**Instrução da tarefa 1**
No texto sobre legendas, quais motivos para a não tradução foram apontados pelos participantes menos dependentes das legendas? Relacione todos.
**Instrução da tarefa 2**
Segundo o texto sobre legendas, quantos participantes não perceberam a diferença de entonação nas falas das personagens?
**Instrução da tarefa 3**
Transcreva o trecho do texto sobre legendas, começando em "O segundo ponto" e terminando em "legenda ocorre imperceptivelmente.".

**Texto do exercício**
Ele entende, no entanto, que uma tradução total é impossível pelo tempo de leitura e pela velocidade com que as cenas aparecem, e ele também percebeu que a não tradução de alguns termos estrangeiros pode ter ocorrido pela falta de equivalência na língua de chegada, ou ainda por opção do tradutor para os espectadores se familiarizem com a língua original do filme.

Os outros participantes, que demonstraram serem menos dependentes das legendas, afirmaram que a não tradução pode ter ocorrido por ser uma expressão de fácil compreensão, por manter a característica cultural afegã, por não ter equivalente no idioma português. Por esses motivos, a metade dos participantes informou que a legenda era desnecessária. Outro ponto observado foi que, mesmo com a legenda em outro idioma, as diferentes entonações das falas das personagens (pergunta 3 do “Questionário de partes específicas do filme”) foram percebidas pela maioria dos espectadores. Apenas três participantes não perceberam a diferença de entonação, e o participante Júlio ainda complementou:

Não [foi percebida a diferença de entonação]. A atenção estava voltada para a legenda. (Júlio)

Aqui fica, mais uma vez, confirmada a necessidade do participante Júlio em relação à legenda, inclusive, como ele próprio afirmou, para acompanhar o filme sem perder nenhuma fala.

O segundo ponto abordado foi a respeito da não legendação de algumas falas. Os participantes foram questionados quanto ao fato do tradutor escolher não legendar alguns diálogos e a possível razão para tal. Cinco participantes afirmaram que não era necessária a legenda, pois já havia sido explicitada em cenas anteriores e, por isso, era compreensível. Repare que, nessa análise, Júlio percebeu a repetição do termo em outras cenas, comprovando que, em alguns momentos, o seu desligamento da legenda ocorre imperceptivelmente.

**Trechos das entradas**
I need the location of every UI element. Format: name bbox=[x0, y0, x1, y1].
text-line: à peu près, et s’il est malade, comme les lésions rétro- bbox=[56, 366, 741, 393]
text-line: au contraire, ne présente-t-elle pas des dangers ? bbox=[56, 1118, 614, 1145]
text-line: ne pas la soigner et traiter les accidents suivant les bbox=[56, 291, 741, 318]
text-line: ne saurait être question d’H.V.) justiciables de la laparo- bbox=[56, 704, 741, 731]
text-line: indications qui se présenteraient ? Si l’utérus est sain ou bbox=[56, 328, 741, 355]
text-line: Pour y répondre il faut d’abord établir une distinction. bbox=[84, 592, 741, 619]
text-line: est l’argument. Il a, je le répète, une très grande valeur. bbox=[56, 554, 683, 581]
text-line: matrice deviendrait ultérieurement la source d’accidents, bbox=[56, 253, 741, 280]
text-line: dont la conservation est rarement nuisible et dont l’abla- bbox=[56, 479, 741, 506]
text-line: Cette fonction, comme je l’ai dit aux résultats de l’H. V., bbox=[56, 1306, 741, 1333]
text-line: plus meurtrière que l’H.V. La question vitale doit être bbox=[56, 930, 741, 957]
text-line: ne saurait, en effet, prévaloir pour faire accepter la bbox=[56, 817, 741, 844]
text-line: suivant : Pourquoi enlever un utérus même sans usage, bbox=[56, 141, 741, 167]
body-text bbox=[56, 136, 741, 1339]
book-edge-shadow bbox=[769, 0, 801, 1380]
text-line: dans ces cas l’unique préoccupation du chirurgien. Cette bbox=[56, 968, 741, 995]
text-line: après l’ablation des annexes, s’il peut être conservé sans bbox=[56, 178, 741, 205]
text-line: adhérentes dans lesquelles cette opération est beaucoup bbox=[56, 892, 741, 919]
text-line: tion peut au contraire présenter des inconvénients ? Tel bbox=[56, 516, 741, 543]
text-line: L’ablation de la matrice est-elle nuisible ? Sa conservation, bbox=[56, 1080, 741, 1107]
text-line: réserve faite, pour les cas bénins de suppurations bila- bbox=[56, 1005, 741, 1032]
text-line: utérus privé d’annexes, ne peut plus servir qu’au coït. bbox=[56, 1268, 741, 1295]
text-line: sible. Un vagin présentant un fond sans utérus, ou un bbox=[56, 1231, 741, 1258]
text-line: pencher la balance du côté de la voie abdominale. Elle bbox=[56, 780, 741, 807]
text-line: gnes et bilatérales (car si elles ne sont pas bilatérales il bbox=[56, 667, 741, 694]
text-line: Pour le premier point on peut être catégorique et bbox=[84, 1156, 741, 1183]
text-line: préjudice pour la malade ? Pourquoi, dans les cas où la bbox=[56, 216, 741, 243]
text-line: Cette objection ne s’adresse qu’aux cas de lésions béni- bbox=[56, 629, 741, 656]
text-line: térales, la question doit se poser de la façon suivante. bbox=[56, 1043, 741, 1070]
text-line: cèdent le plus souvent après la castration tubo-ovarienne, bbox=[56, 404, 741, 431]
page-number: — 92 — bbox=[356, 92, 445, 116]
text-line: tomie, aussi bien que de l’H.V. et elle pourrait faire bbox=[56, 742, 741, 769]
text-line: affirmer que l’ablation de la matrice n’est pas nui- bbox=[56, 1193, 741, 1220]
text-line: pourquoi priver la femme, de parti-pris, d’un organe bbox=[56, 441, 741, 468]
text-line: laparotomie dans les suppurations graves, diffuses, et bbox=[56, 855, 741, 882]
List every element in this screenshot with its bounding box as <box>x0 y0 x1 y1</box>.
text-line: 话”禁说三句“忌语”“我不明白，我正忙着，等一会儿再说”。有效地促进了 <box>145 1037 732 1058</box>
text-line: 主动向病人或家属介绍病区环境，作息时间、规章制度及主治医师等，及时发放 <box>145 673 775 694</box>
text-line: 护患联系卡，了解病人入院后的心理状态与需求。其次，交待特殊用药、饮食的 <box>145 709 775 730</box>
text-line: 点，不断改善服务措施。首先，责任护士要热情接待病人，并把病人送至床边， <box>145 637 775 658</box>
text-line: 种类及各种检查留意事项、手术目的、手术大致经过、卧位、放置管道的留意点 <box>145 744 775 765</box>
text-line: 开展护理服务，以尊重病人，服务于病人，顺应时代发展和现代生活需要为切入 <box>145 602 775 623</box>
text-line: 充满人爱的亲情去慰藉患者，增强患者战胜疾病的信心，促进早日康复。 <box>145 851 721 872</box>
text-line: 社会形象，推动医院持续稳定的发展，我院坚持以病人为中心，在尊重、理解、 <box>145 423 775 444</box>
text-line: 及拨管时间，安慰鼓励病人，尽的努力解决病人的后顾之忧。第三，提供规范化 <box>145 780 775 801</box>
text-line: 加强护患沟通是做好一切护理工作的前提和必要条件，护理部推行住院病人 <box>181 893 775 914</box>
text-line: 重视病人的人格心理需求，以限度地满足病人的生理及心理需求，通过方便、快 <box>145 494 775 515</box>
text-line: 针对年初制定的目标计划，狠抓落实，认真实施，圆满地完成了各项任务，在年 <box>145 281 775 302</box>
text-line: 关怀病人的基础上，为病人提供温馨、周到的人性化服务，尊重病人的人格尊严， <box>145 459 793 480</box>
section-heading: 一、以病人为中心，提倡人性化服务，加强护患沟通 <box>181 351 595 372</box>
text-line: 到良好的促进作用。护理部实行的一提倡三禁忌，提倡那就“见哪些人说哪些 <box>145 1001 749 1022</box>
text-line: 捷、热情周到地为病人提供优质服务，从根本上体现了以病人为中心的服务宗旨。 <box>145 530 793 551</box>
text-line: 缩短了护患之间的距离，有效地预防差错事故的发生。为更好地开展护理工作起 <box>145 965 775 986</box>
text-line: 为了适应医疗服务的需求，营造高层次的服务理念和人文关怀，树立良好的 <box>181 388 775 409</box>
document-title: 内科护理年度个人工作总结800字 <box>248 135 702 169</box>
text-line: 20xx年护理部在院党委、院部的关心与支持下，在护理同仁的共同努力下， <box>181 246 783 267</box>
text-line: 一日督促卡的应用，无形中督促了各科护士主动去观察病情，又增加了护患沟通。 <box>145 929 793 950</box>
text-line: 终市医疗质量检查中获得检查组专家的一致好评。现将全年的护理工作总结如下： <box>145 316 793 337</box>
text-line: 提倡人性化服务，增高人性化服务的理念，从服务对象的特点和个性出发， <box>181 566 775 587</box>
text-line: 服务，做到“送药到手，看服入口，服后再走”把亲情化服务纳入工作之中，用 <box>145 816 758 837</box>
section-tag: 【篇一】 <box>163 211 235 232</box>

**Resposta 1**
- Por ser uma expressão de fácil compreensão
- Por manter a característica cultural afegã
- Por não ter equivalente no idioma português

**Resposta 2**
Três participantes.

**Resposta 3**
O segundo ponto abordado foi a respeito da não legendação de algumas falas. Os participantes foram questionados quanto ao fato do tradutor escolher não legendar alguns diálogos e a possível razão para tal. Cinco participantes afirmaram que não era necessária a legenda, pois já havia sido explicitada em cenas anteriores e, por isso, era compreensível. Repare que, nessa análise, Júlio percebeu a repetição do termo em outras cenas, comprovando que, em alguns momentos, o seu desligamento da legenda ocorre imperceptivelmente.